Records provided

──────

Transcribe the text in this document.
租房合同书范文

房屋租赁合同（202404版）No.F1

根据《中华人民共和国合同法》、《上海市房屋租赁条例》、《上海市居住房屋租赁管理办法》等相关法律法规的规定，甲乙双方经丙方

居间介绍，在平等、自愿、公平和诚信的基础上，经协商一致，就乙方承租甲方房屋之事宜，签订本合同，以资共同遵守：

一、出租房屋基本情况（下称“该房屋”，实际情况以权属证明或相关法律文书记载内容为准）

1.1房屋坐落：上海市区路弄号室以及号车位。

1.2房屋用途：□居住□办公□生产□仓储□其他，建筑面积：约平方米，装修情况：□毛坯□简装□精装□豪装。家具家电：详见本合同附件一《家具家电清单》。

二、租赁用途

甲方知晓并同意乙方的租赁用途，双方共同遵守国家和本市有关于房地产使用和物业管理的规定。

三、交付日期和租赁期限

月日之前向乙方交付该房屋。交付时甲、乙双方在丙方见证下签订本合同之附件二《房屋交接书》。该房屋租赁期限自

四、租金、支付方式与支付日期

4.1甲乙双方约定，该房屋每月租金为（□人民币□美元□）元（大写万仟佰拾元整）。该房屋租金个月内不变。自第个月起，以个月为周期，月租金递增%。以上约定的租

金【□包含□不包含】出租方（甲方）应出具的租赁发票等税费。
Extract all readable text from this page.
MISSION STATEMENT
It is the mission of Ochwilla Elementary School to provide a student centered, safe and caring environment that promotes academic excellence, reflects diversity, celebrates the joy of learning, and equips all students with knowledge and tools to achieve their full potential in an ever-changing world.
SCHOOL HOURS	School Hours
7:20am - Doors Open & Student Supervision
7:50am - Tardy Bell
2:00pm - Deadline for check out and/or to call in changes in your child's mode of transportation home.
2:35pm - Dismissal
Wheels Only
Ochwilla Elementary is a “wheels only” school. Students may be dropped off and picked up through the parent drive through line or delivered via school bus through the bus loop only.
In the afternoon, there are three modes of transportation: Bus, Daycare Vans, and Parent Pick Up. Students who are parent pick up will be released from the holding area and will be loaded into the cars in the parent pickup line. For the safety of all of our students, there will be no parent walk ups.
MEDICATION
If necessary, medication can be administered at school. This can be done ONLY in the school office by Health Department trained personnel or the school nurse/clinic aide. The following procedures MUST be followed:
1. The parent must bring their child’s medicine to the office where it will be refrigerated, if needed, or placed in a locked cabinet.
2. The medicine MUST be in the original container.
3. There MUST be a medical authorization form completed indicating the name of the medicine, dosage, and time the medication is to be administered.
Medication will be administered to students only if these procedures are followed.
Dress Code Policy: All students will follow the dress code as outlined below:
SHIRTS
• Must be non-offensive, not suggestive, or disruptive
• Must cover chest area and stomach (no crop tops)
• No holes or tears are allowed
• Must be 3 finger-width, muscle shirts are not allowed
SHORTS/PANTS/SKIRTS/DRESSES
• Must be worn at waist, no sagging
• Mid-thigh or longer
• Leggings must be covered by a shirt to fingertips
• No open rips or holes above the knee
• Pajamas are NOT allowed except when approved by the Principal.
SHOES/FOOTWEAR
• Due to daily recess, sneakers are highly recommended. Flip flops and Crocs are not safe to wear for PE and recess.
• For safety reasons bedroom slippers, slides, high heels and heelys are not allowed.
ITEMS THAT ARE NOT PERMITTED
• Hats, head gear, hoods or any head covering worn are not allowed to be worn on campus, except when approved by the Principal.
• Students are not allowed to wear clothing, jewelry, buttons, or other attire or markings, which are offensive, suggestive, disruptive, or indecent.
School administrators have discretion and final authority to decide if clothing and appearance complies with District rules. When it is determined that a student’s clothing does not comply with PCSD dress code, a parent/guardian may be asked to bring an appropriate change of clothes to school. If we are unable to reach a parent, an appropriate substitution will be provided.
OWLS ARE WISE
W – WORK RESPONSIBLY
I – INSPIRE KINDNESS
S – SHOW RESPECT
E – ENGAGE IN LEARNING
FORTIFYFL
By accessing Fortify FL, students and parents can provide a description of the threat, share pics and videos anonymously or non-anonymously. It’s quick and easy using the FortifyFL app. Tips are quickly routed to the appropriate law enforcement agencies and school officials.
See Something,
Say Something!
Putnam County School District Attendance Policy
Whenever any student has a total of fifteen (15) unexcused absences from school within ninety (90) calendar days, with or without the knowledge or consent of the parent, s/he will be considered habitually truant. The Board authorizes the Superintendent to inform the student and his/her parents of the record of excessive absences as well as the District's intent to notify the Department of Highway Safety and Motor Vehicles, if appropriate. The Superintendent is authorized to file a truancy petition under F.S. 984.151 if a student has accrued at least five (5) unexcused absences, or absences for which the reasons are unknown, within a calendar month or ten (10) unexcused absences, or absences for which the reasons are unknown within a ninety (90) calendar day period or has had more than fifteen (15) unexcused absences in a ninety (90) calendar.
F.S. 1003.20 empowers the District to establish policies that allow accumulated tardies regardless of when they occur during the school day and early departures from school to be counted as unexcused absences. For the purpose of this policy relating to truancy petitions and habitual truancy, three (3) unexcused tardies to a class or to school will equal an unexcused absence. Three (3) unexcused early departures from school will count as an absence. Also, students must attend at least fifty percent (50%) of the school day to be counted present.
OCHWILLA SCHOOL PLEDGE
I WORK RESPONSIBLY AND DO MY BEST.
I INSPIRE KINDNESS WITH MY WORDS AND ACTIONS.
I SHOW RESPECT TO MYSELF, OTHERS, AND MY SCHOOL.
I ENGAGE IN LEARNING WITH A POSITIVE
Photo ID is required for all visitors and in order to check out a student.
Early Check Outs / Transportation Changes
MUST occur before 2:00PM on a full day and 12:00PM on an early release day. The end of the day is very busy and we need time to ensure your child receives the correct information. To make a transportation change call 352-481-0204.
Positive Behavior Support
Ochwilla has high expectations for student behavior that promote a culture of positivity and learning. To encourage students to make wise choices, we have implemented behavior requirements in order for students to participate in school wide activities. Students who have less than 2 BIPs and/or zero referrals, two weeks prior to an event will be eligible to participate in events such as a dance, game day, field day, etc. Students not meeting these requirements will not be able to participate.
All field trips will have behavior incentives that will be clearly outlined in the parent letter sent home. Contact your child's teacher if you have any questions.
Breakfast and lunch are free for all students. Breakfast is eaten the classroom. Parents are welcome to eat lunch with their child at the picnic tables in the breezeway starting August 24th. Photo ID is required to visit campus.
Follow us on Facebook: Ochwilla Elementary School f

──────

Problem requirements
From the records, copy every line that has the string "suggestive" in it.

The completed task
• Must be non-offensive, not suggestive, or disruptive
• Students are not allowed to wear clothing, jewelry, buttons, or other attire or markings, which are offensive, suggestive, disruptive, or indecent.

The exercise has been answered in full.